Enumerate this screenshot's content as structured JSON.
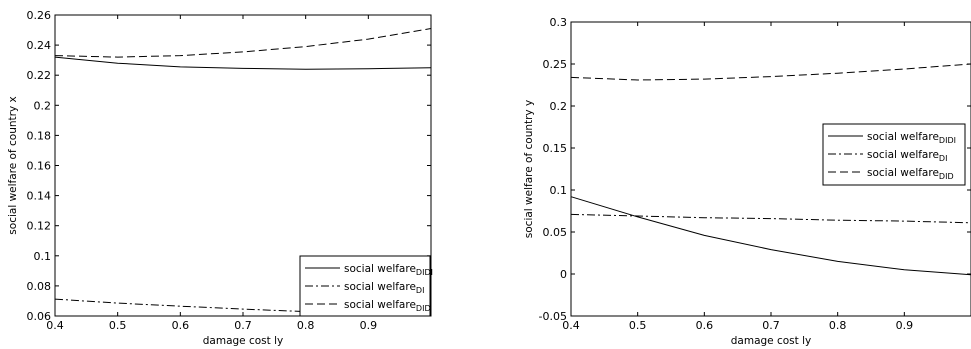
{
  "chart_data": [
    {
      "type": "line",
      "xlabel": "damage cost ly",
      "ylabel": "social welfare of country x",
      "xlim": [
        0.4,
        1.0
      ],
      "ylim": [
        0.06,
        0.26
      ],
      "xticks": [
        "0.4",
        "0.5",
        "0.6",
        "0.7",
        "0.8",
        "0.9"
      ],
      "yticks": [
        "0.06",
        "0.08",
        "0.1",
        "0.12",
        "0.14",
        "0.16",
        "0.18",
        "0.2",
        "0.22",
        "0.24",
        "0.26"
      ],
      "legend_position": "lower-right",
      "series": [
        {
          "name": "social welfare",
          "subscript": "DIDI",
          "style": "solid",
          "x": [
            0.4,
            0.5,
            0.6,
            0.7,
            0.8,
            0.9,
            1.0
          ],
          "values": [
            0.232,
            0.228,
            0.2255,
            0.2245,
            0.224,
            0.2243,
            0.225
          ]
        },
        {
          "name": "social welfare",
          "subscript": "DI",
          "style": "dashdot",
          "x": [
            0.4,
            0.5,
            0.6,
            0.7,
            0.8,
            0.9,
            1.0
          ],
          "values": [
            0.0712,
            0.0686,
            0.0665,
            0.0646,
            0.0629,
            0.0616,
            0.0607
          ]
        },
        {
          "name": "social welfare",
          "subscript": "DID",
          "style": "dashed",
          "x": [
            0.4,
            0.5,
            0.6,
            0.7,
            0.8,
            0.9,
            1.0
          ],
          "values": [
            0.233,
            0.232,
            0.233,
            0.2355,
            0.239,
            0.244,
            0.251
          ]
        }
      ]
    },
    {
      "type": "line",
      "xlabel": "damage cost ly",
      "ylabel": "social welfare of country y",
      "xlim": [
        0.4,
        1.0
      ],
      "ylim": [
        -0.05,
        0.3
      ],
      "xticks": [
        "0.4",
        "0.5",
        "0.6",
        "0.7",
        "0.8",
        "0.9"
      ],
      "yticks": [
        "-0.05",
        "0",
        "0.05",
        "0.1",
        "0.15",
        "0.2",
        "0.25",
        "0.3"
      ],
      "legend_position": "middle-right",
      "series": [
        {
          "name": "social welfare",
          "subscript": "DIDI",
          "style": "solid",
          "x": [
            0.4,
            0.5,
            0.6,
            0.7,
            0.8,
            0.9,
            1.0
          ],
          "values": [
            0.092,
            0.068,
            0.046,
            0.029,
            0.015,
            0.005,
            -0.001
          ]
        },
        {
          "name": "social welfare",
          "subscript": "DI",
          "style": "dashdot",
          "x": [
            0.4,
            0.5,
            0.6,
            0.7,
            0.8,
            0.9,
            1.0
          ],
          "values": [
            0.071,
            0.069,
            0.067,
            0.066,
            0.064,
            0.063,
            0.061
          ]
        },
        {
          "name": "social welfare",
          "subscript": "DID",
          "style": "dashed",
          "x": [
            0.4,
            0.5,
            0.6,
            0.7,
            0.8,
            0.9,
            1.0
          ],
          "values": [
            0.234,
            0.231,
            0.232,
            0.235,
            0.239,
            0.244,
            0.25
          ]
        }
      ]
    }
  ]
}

++++++++

_Task to complete_
Find the string "ylabel" in the entries above and return each line that holds it.

_Task result_
      "ylabel": "social welfare of country x",
      "ylabel": "social welfare of country y",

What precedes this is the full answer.